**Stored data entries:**

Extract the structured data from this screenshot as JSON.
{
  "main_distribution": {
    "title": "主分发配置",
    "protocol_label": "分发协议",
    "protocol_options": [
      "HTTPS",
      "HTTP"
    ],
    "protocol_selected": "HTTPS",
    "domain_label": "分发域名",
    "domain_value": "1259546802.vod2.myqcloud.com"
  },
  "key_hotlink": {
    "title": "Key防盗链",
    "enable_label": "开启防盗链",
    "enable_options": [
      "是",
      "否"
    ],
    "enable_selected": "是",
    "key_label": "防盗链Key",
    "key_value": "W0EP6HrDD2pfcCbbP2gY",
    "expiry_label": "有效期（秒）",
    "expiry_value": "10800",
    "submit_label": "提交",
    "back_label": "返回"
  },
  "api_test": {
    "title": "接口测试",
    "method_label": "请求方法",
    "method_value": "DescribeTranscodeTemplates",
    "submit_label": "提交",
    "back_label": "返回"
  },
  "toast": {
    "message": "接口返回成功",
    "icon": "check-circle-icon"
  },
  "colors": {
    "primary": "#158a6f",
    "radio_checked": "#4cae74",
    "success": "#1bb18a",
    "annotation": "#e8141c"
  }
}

**GOAL:**
Return all of the entries exactly as written.

**RESPONSE TO THIS TASK:**
Extract the structured data from this screenshot as JSON.
{
  "main_distribution": {
    "title": "主分发配置",
    "protocol_label": "分发协议",
    "protocol_options": [
      "HTTPS",
      "HTTP"
    ],
    "protocol_selected": "HTTPS",
    "domain_label": "分发域名",
    "domain_value": "1259546802.vod2.myqcloud.com"
  },
  "key_hotlink": {
    "title": "Key防盗链",
    "enable_label": "开启防盗链",
    "enable_options": [
      "是",
      "否"
    ],
    "enable_selected": "是",
    "key_label": "防盗链Key",
    "key_value": "W0EP6HrDD2pfcCbbP2gY",
    "expiry_label": "有效期（秒）",
    "expiry_value": "10800",
    "submit_label": "提交",
    "back_label": "返回"
  },
  "api_test": {
    "title": "接口测试",
    "method_label": "请求方法",
    "method_value": "DescribeTranscodeTemplates",
    "submit_label": "提交",
    "back_label": "返回"
  },
  "toast": {
    "message": "接口返回成功",
    "icon": "check-circle-icon"
  },
  "colors": {
    "primary": "#158a6f",
    "radio_checked": "#4cae74",
    "success": "#1bb18a",
    "annotation": "#e8141c"
  }
}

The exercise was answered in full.